*Request*. Identify the lines that include the word "Fretboard", then copy all of them.

Data records
◇ ◇ ◇ ◇ ◇

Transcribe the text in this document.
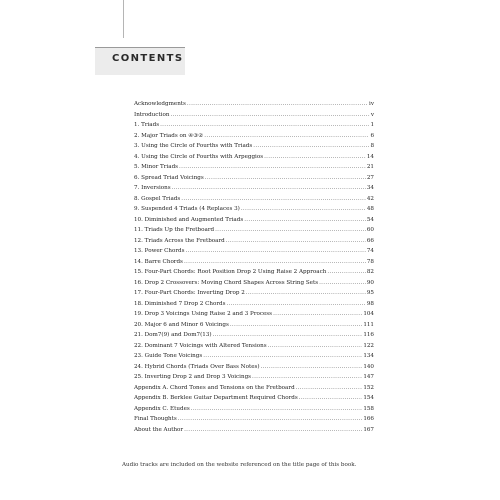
CONTENTS
Acknowledgments .....	iv
Introduction .....	v
1. Triads .....	1
2. Major Triads on ④③② .....	6
3. Using the Circle of Fourths with Triads .....	8
4. Using the Circle of Fourths with Arpeggios .....	14
5. Minor Triads .....	21
6. Spread Triad Voicings .....	27
7. Inversions .....	34
8. Gospel Triads .....	42
9. Suspended 4 Triads (4 Replaces 3) .....	48
10. Diminished and Augmented Triads .....	54
11. Triads Up the Fretboard .....	60
12. Triads Across the Fretboard .....	66
13. Power Chords .....	74
14. Barre Chords .....	78
15. Four-Part Chords: Root Position Drop 2 Using Raise 2 Approach .....	82
16. Drop 2 Crossovers: Moving Chord Shapes Across String Sets .....	90
17. Four-Part Chords: Inverting Drop 2 .....	95
18. Diminished 7 Drop 2 Chords .....	98
19. Drop 3 Voicings Using Raise 2 and 3 Process .....	104
20. Major 6 and Minor 6 Voicings .....	111
21. Dom7(9) and Dom7(13) .....	116
22. Dominant 7 Voicings with Altered Tensions .....	122
23. Guide Tone Voicings .....	134
24. Hybrid Chords (Triads Over Bass Notes) .....	140
25. Inverting Drop 2 and Drop 3 Voicings .....	147
Appendix A. Chord Tones and Tensions on the Fretboard .....	152
Appendix B. Berklee Guitar Department Required Chords .....	154
Appendix C. Etudes .....	158
Final Thoughts .....	166
About the Author .....	167
Audio tracks are included on the website referenced on the title page of this book.
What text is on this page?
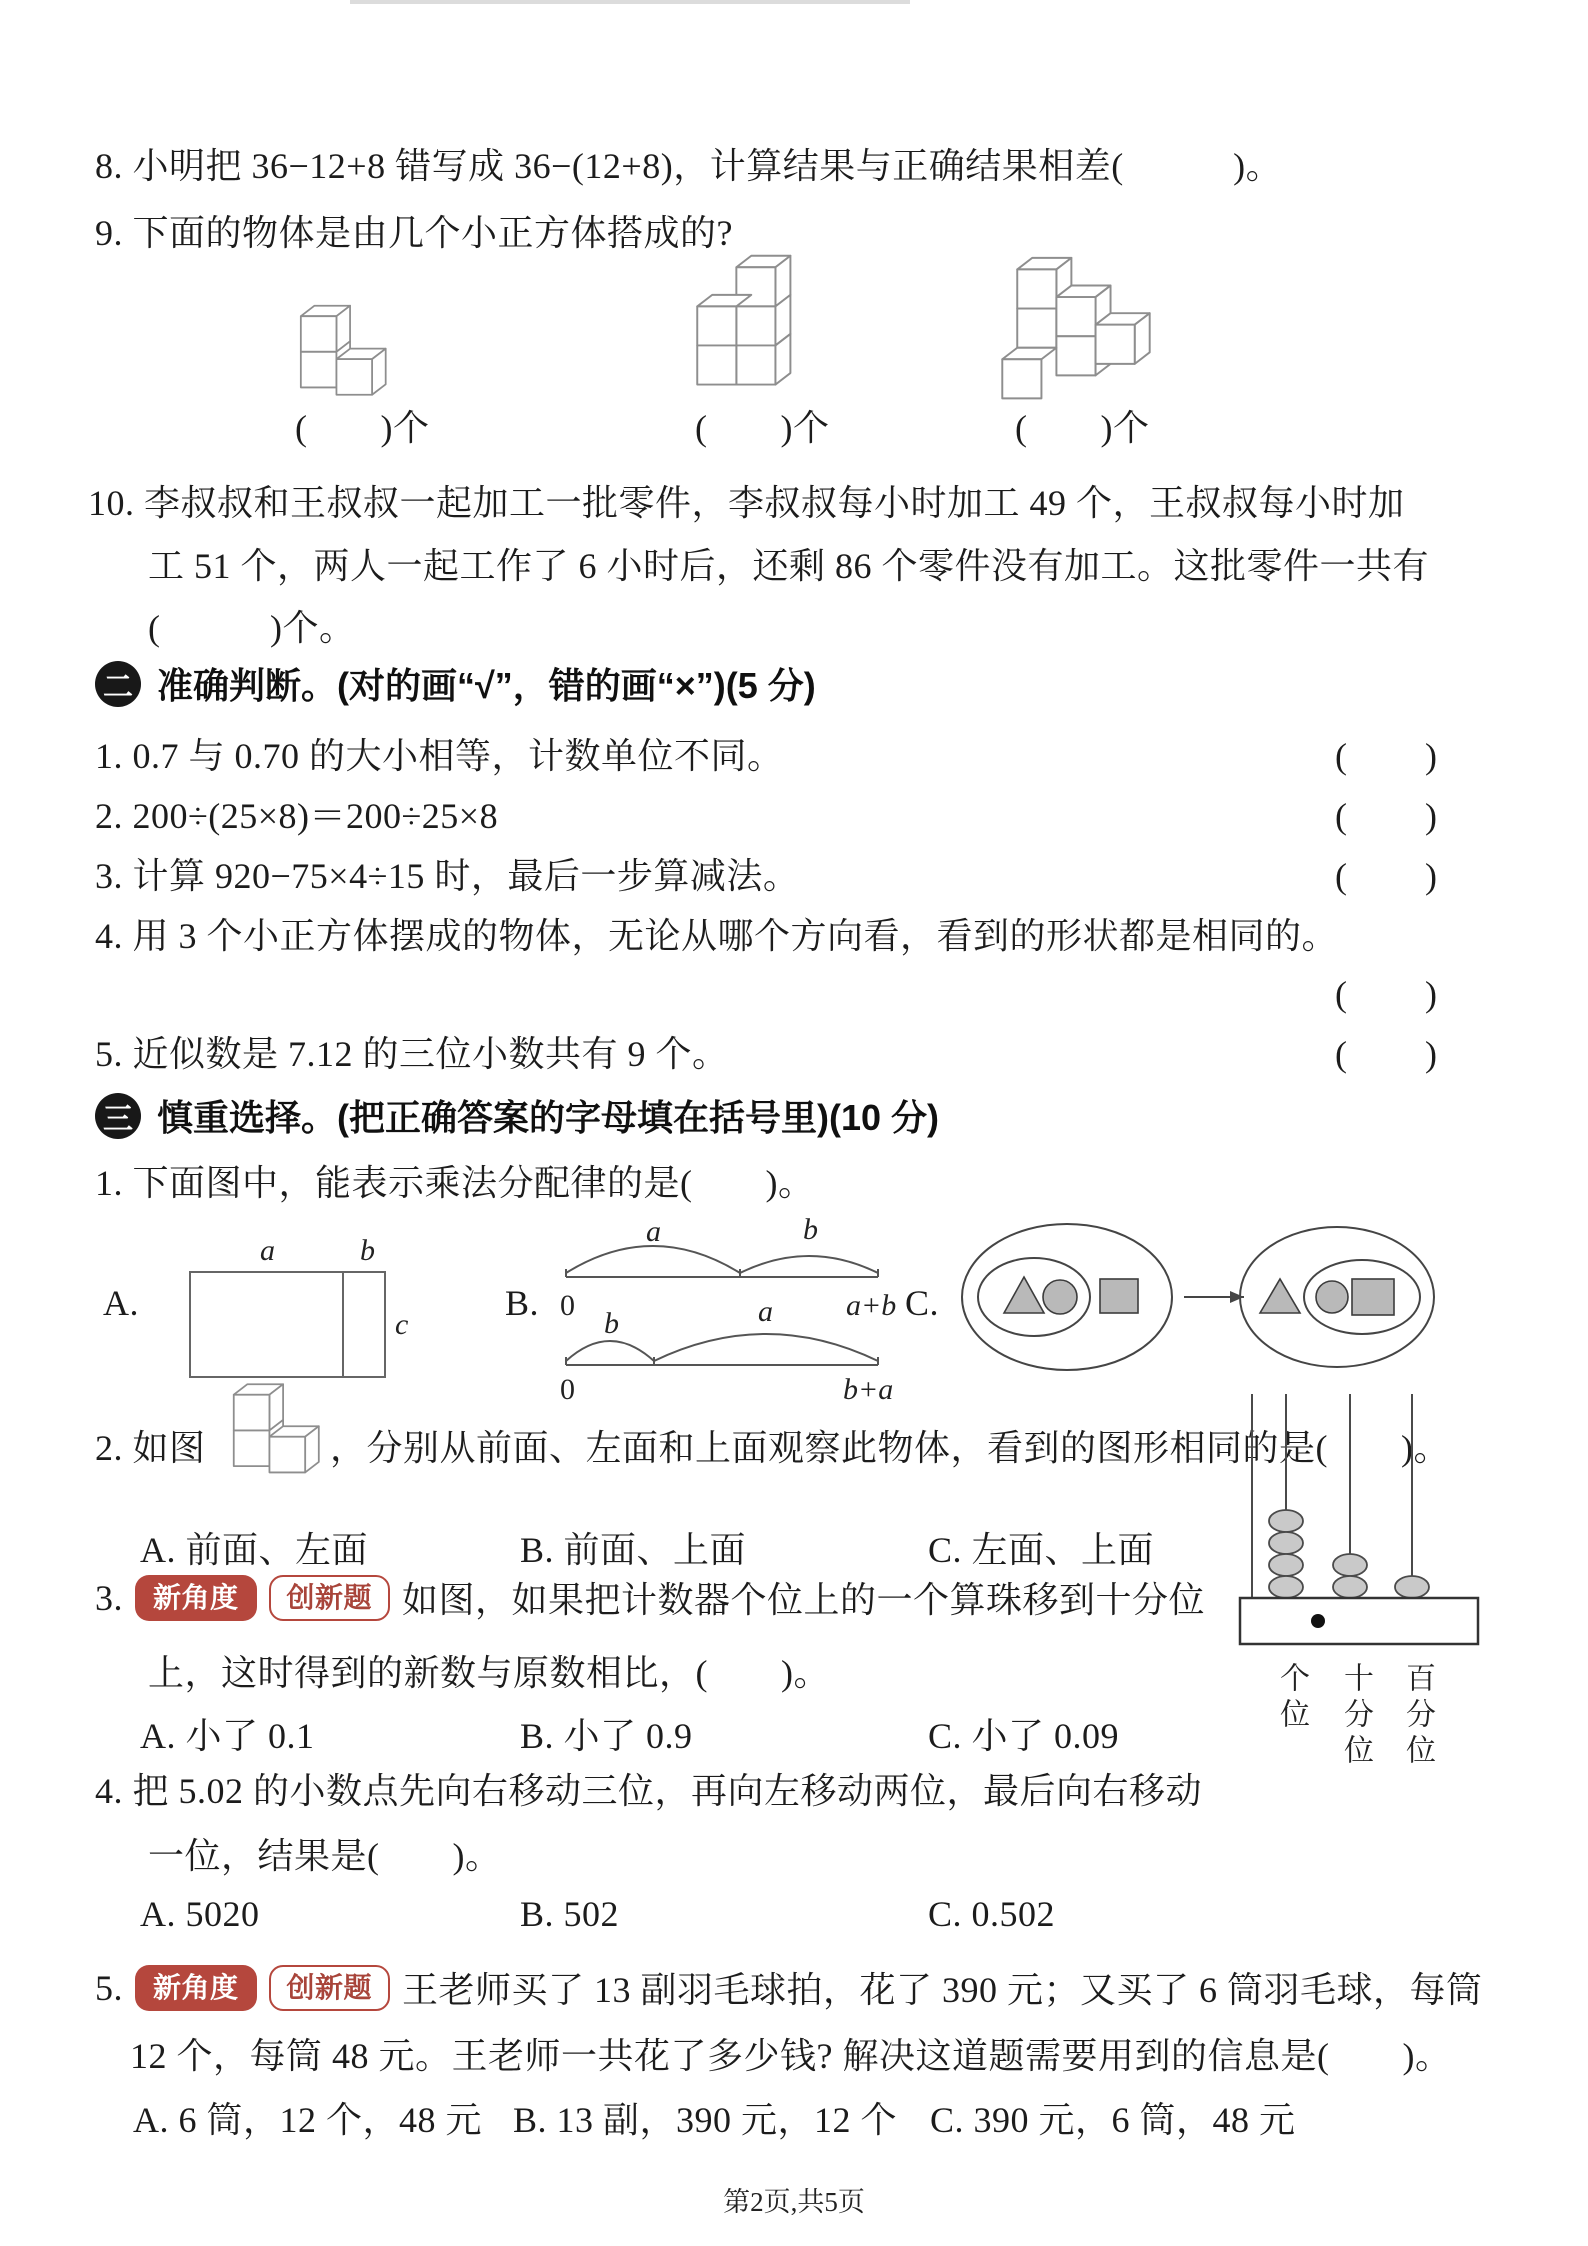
8. 小明把 36−12+8 错写成 36−(12+8)，计算结果与正确结果相差(　　　)。
9. 下面的物体是由几个小正方体搭成的?
(　　)个	(　　)个	(　　)个
10. 李叔叔和王叔叔一起加工一批零件，李叔叔每小时加工 49 个，王叔叔每小时加
工 51 个，两人一起工作了 6 小时后，还剩 86 个零件没有加工。这批零件一共有
(　　　)个。
二 准确判断。(对的画“√”，错的画“×”)(5 分)
1. 0.7 与 0.70 的大小相等，计数单位不同。	(　　)
2. 200÷(25×8)＝200÷25×8	(　　)
3. 计算 920−75×4÷15 时，最后一步算减法。	(　　)
4. 用 3 个小正方体摆成的物体，无论从哪个方向看，看到的形状都是相同的。
(　　)
5. 近似数是 7.12 的三位小数共有 9 个。	(　　)
三 慎重选择。(把正确答案的字母填在括号里)(10 分)
1. 下面图中，能表示乘法分配律的是(　　)。
A.
a	b
c
B.
a	b
0	a+b
b	a
0	b+a
C.
2. 如图	，分别从前面、左面和上面观察此物体，看到的图形相同的是(　　)。
A. 前面、左面	B. 前面、上面	C. 左面、上面
3.	新角度	创新题 如图，如果把计数器个位上的一个算珠移到十分位
上，这时得到的新数与原数相比，(　　)。
A. 小了 0.1	B. 小了 0.9	C. 小了 0.09
个位 十分位 百分位
4. 把 5.02 的小数点先向右移动三位，再向左移动两位，最后向右移动
一位，结果是(　　)。
A. 5020	B. 502	C. 0.502
5.	新角度	创新题 王老师买了 13 副羽毛球拍，花了 390 元；又买了 6 筒羽毛球，每筒
12 个，每筒 48 元。王老师一共花了多少钱? 解决这道题需要用到的信息是(　　)。
A. 6 筒，12 个，48 元 B. 13 副，390 元，12 个 C. 390 元，6 筒，48 元
第2页,共5页
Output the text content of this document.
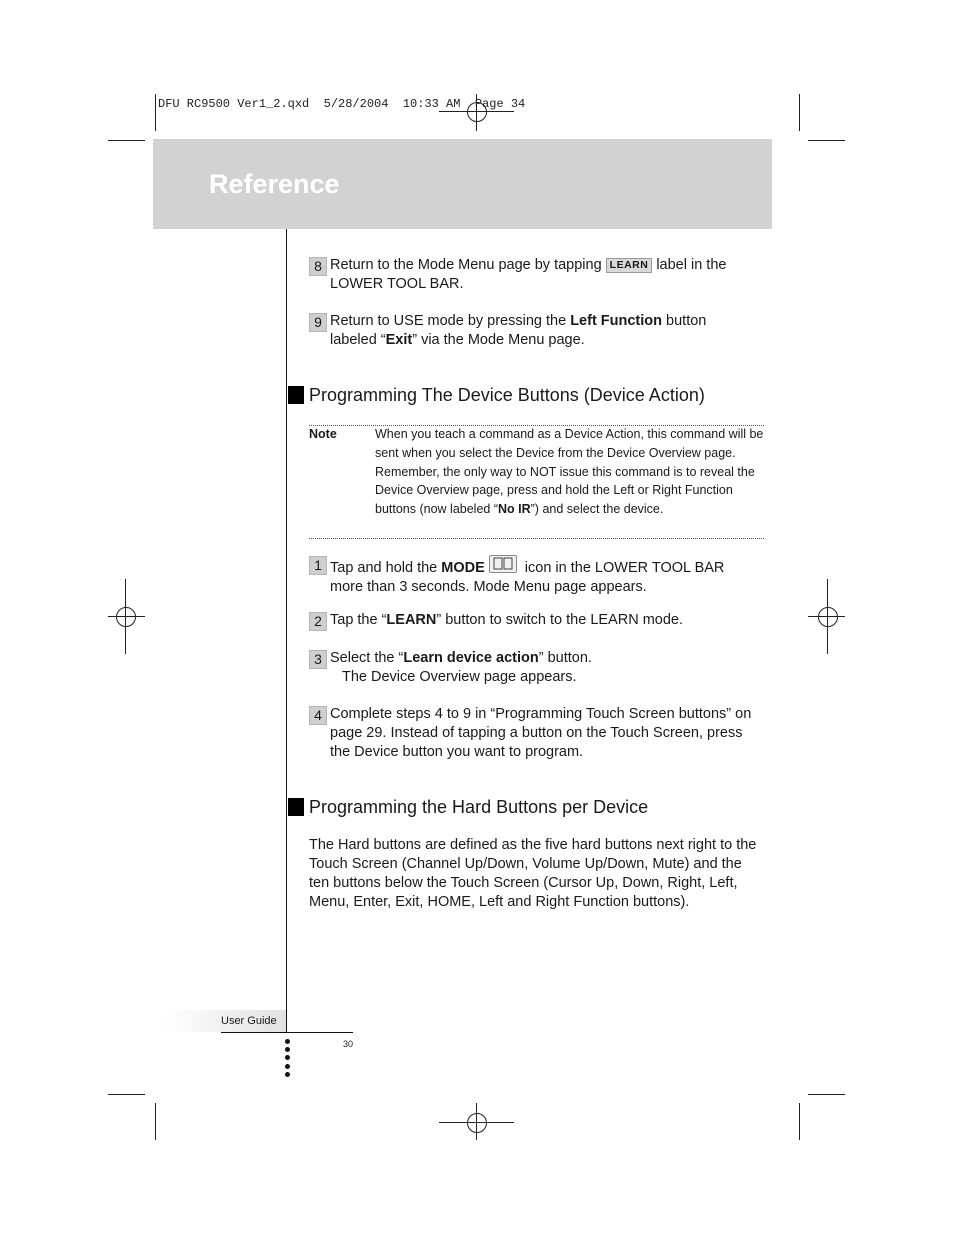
DFU RC9500 Ver1_2.qxd  5/28/2004  10:33 AM  Page 34
Reference
8 Return to the Mode Menu page by tapping LEARN label in the
LOWER TOOL BAR.
9 Return to USE mode by pressing the Left Function button
labeled “Exit” via the Mode Menu page.
Programming The Device Buttons (Device Action)
Note	When you teach a command as a Device Action, this command will be sent when you select the Device from the Device Overview page.
Remember, the only way to NOT issue this command is to reveal the Device Overview page, press and hold the Left or Right Function buttons (now labeled “No IR”) and select the device.
1 Tap and hold the MODE
icon in the LOWER TOOL BAR
more than 3 seconds. Mode Menu page appears.
2 Tap the “LEARN” button to switch to the LEARN mode.
3 Select the “Learn device action” button.
The Device Overview page appears.
4 Complete steps 4 to 9 in “Programming Touch Screen buttons” on page 29. Instead of tapping a button on the Touch Screen, press the Device button you want to program.
Programming the Hard Buttons per Device
The Hard buttons are defined as the five hard buttons next right to the Touch Screen (Channel Up/Down, Volume Up/Down, Mute) and the ten buttons below the Touch Screen (Cursor Up, Down, Right, Left, Menu, Enter, Exit, HOME, Left and Right Function buttons).
User Guide
30
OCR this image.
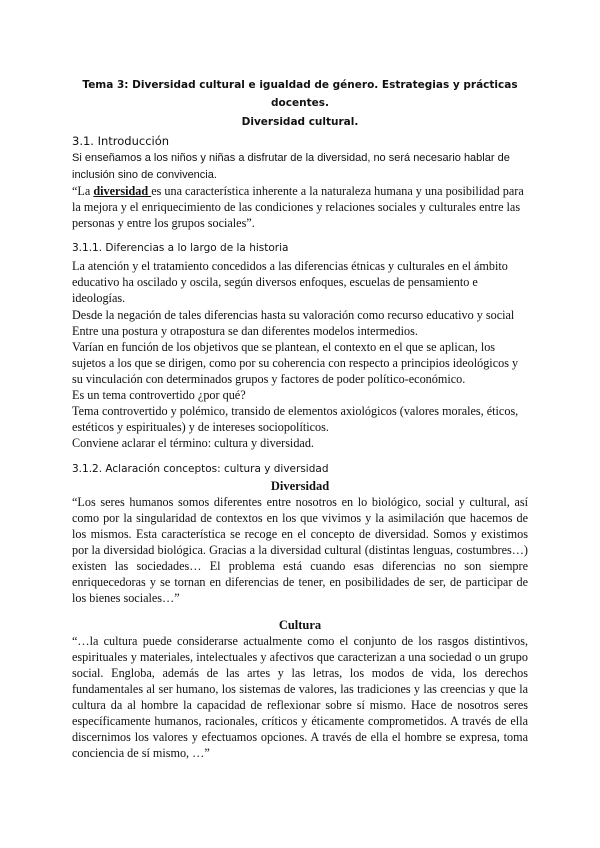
Tema 3: Diversidad cultural e igualdad de género. Estrategias y prácticas
docentes.
Diversidad cultural.
3.1. Introducción

Si enseñamos a los niños y niñas a disfrutar de la diversidad, no será necesario hablar de inclusión sino de convivencia.

“La diversidad es una característica inherente a la naturaleza humana y una posibilidad para la mejora y el enriquecimiento de las condiciones y relaciones sociales y culturales entre las personas y entre los grupos sociales”.

3.1.1. Diferencias a lo largo de la historia

La atención y el tratamiento concedidos a las diferencias étnicas y culturales en el ámbito educativo ha oscilado y oscila, según diversos enfoques, escuelas de pensamiento e ideologías.

Desde la negación de tales diferencias hasta su valoración como recurso educativo y social

Entre una postura y otrapostura se dan diferentes modelos intermedios.

Varían en función de los objetivos que se plantean, el contexto en el que se aplican, los sujetos a los que se dirigen, como por su coherencia con respecto a principios ideológicos y su vinculación con determinados grupos y factores de poder político-económico.

Es un tema controvertido ¿por qué?

Tema controvertido y polémico, transido de elementos axiológicos (valores morales, éticos, estéticos y espirituales) y de intereses sociopolíticos.

Conviene aclarar el término: cultura y diversidad.

3.1.2. Aclaración conceptos: cultura y diversidad
Diversidad

“Los seres humanos somos diferentes entre nosotros en lo biológico, social y cultural, así como por la singularidad de contextos en los que vivimos y la asimilación que hacemos de los mismos. Esta característica se recoge en el concepto de diversidad. Somos y existimos por la diversidad biológica. Gracias a la diversidad cultural (distintas lenguas, costumbres…) existen las sociedades… El problema está cuando esas diferencias no son siempre enriquecedoras y se tornan en diferencias de tener, en posibilidades de ser, de participar de los bienes sociales…”

Cultura

“…la cultura puede considerarse actualmente como el conjunto de los rasgos distintivos, espirituales y materiales, intelectuales y afectivos que caracterizan a una sociedad o un grupo social. Engloba, además de las artes y las letras, los modos de vida, los derechos fundamentales al ser humano, los sistemas de valores, las tradiciones y las creencias y que la cultura da al hombre la capacidad de reflexionar sobre sí mismo. Hace de nosotros seres específicamente humanos, racionales, críticos y éticamente comprometidos. A través de ella discernimos los valores y efectuamos opciones. A través de ella el hombre se expresa, toma conciencia de sí mismo, …”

◇ ◇ ◇ ◇ ◇

*Answer to this problem*.
11. Triads Up the Fretboard .....	60
12. Triads Across the Fretboard .....	66
Appendix A. Chord Tones and Tensions on the Fretboard .....	152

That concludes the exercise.